- ОТРЫВОК СО СТРАНИЦЫ
==============================
9. Осень 1944 года
Передышка
Вместо противотанковых орудий мы получили двадцать самоходных установок калибром 76 мм СУ-76, несколько спецмашин и автомобилей. Самоходки были укомплектованы экипажами, получили специалистов-ремонтников и ремонтную автомашину. Организовался ремонтно-транспортный взвод с командиром - лейтенантом Гурьяновым. Пришел заместитель командира полка по технической части капитан Пентин. С ним я был связан до конца войны. С удовольствием позже об этом расскажу. За бои под Мелитополем я получил первую награду - медаль «За отвагу», а за бои в Крыму - орден Красной Звезды.
Мне основательно надоело колесить на «додже» по передовой и захотелось попридуриваться. Теперь уже не помню, как это получилось, но на фронт я выехал на полуторке ГАЗ-А с деревянной будкой, в которой размещалась ремонтная мастерская. Долго мне придуриваться не удалось. Однако все по порядку. Погрузились мы на платформы, а экипажи - в вагоны и поехали в частично освобожденную Западную Украину. Привезли нас в район городов Самбор и Стрый. Разгрузились и своим ходом пошли в Карпаты, переехав реку Сан в районе г. Санок. Моя роль в этот период сменилась. Самоходки идут в бой прямо по полю, везут на себе снаряды и ведут огонь. Мы, ремонтники переднего края, едем на машине (или машинах) за ними в пределе видимости самоходок. Если самоходка остановилась, подъезжаем, делаем ремонт, оставляем специалиста (например, электрика), оставляем запасные части, догоняем самоходки и едем дальше. Конечно, полуторку с самоходками и сравнивать нельзя! Полуторка стоит на базе и может играть только роль мастерской. На фронте все встало на свои места - был найден «додж» для транспортировки бригады ремонтников переднего края. Сидел бы я тихо на ГАЗ-А, возил бы потихоньку запчасти и не выпендривался. Но судьба - копейка… Один раз мне удалось с трофейной легковой автомашины снять мощные фары и музыкальный сигнал. Конечно, поставил на свою полуторку. Привез Гурьянова в штаб, свечу дальним светом, разворачиваюсь и даю сигнал. Выбежали все, вплоть до командира части. Увидели полуторку с деревянной будкой вместо машины, по крайнем мере, командующего фронтом! Ярости командира полка не было предела: «Снять немедленно сигнал и фары и поставить мне на машину. И почему этот обормот околачивается в тылу?». И оказался я на «додже» и до конца войны возил ремонтников переднего края, командира полка, начальника штаба, капитана Пентина, живых, раненых, умирающих и мертвых. Под огнем и в тылу, ночью без света и днем под обстрелом, по польскому бездорожью и немецкому шоссе, по фронтовым лежневкам, по карпатским горам и рекам.
==============================
- СОХРАНЁННЫЕ ЗАПИСИ

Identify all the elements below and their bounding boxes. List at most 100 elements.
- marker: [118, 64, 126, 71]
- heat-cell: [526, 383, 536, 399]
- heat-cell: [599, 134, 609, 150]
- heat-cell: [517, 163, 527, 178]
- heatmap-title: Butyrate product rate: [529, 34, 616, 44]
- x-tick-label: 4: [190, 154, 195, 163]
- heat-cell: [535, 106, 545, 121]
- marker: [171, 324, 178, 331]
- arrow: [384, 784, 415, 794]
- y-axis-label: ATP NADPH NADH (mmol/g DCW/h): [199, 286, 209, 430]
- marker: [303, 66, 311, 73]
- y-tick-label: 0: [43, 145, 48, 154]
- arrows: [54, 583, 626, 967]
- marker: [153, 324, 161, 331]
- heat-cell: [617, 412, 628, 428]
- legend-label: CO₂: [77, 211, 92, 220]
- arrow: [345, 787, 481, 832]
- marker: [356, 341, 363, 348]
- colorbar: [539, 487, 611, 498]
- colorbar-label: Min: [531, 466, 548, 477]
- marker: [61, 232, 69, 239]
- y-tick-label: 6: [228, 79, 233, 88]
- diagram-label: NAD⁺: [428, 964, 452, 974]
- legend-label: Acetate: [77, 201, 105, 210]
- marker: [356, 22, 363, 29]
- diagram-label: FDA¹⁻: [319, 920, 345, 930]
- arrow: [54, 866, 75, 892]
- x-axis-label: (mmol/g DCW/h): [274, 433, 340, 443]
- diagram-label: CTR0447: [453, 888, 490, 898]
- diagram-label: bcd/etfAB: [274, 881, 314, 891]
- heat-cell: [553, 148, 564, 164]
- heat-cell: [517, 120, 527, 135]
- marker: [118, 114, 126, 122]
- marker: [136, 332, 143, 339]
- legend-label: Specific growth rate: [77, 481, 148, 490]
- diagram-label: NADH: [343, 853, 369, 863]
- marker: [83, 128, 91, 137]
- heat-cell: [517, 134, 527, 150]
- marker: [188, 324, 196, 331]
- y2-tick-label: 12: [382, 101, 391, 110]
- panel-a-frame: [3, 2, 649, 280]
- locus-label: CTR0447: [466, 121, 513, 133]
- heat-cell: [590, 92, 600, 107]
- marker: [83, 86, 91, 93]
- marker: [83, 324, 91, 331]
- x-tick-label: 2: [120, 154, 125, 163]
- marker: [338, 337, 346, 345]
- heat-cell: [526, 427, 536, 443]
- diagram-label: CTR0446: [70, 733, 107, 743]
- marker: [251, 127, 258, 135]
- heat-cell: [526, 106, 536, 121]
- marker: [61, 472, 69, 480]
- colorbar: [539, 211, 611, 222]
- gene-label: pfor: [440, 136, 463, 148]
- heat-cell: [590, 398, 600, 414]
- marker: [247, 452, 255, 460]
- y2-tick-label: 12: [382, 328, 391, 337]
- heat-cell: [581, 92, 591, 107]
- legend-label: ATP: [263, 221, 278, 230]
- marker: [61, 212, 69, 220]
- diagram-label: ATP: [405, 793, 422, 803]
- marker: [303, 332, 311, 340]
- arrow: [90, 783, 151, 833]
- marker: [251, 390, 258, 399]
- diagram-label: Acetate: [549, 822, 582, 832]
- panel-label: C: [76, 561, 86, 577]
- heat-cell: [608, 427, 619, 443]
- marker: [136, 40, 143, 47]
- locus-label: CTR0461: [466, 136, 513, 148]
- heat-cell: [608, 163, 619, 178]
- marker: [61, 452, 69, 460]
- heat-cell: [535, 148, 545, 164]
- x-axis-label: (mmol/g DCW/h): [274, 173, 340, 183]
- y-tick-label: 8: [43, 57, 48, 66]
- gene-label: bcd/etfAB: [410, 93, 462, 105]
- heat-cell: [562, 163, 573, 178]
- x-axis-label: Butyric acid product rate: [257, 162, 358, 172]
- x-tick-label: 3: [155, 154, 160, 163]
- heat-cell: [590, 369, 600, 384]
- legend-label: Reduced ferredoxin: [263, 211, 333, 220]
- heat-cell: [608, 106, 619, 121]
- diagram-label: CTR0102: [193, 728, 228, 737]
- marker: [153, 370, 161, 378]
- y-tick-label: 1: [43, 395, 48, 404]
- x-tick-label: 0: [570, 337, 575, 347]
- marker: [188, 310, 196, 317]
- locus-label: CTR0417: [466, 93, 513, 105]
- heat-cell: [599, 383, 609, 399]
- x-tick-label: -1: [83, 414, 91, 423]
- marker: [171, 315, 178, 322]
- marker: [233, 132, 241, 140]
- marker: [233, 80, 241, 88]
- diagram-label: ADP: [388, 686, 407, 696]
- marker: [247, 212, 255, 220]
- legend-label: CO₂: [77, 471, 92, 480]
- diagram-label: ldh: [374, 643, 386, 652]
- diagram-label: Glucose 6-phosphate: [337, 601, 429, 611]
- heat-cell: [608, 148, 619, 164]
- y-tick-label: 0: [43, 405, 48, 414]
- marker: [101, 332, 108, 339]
==============================
- ЧТО НУЖНО СДЕЛАТЬ
- 1) Кто, согласно отрывку со страницы, стал командиром ремонтно-транспортного взвода?
- 2) Перепишите дословно часть отрывка со страницы, начиная со слов «9. Осень 1944» и заканчивая словами «орден Красной Звезды.».

- ОТВЕТЫ НА ЗАДАНИЯ
- 1) Лейтенант Гурьянов.

- 2)
9. Осень 1944 года
Передышка
Вместо противотанковых орудий мы получили двадцать самоходных установок калибром 76 мм СУ-76, несколько спецмашин и автомобилей. Самоходки были укомплектованы экипажами, получили специалистов-ремонтников и ремонтную автомашину. Организовался ремонтно-транспортный взвод с командиром - лейтенантом Гурьяновым. Пришел заместитель командира полка по технической части капитан Пентин. С ним я был связан до конца войны. С удовольствием позже об этом расскажу. За бои под Мелитополем я получил первую награду - медаль «За отвагу», а за бои в Крыму - орден Красной Звезды.